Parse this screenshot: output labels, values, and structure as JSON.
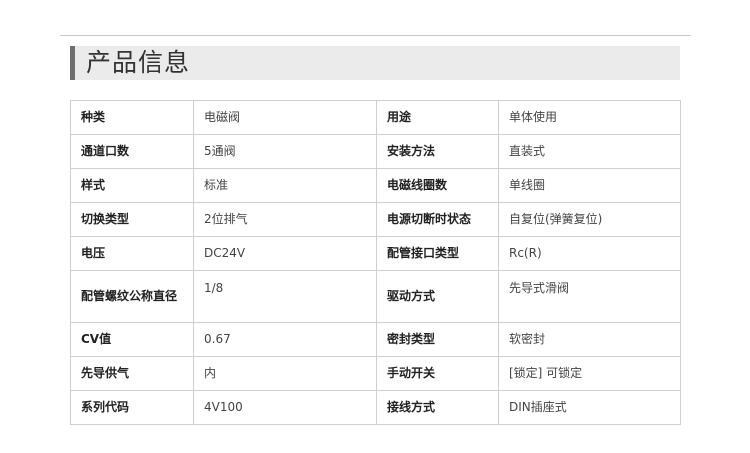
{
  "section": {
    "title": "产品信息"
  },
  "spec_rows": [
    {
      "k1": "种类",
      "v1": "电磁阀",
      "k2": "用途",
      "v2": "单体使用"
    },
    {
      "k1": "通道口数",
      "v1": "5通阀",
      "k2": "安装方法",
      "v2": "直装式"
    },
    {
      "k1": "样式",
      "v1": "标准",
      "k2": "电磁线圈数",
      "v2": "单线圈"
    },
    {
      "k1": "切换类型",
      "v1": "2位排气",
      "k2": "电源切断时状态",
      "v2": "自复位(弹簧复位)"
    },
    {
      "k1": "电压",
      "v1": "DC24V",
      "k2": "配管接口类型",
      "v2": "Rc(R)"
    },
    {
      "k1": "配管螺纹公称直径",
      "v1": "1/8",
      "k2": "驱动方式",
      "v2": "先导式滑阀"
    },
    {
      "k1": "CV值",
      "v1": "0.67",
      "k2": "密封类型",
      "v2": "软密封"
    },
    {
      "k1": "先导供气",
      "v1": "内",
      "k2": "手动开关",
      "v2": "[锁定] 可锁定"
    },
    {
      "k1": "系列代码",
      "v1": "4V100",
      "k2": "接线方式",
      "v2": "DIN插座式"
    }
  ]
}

::::::

Print all of the entries word for word. Skip any images they contain.

- Answer to the exercise -
Parse this screenshot: output labels, values, and structure as JSON.
{
  "section": {
    "title": "产品信息"
  },
  "spec_rows": [
    {
      "k1": "种类",
      "v1": "电磁阀",
      "k2": "用途",
      "v2": "单体使用"
    },
    {
      "k1": "通道口数",
      "v1": "5通阀",
      "k2": "安装方法",
      "v2": "直装式"
    },
    {
      "k1": "样式",
      "v1": "标准",
      "k2": "电磁线圈数",
      "v2": "单线圈"
    },
    {
      "k1": "切换类型",
      "v1": "2位排气",
      "k2": "电源切断时状态",
      "v2": "自复位(弹簧复位)"
    },
    {
      "k1": "电压",
      "v1": "DC24V",
      "k2": "配管接口类型",
      "v2": "Rc(R)"
    },
    {
      "k1": "配管螺纹公称直径",
      "v1": "1/8",
      "k2": "驱动方式",
      "v2": "先导式滑阀"
    },
    {
      "k1": "CV值",
      "v1": "0.67",
      "k2": "密封类型",
      "v2": "软密封"
    },
    {
      "k1": "先导供气",
      "v1": "内",
      "k2": "手动开关",
      "v2": "[锁定] 可锁定"
    },
    {
      "k1": "系列代码",
      "v1": "4V100",
      "k2": "接线方式",
      "v2": "DIN插座式"
    }
  ]
}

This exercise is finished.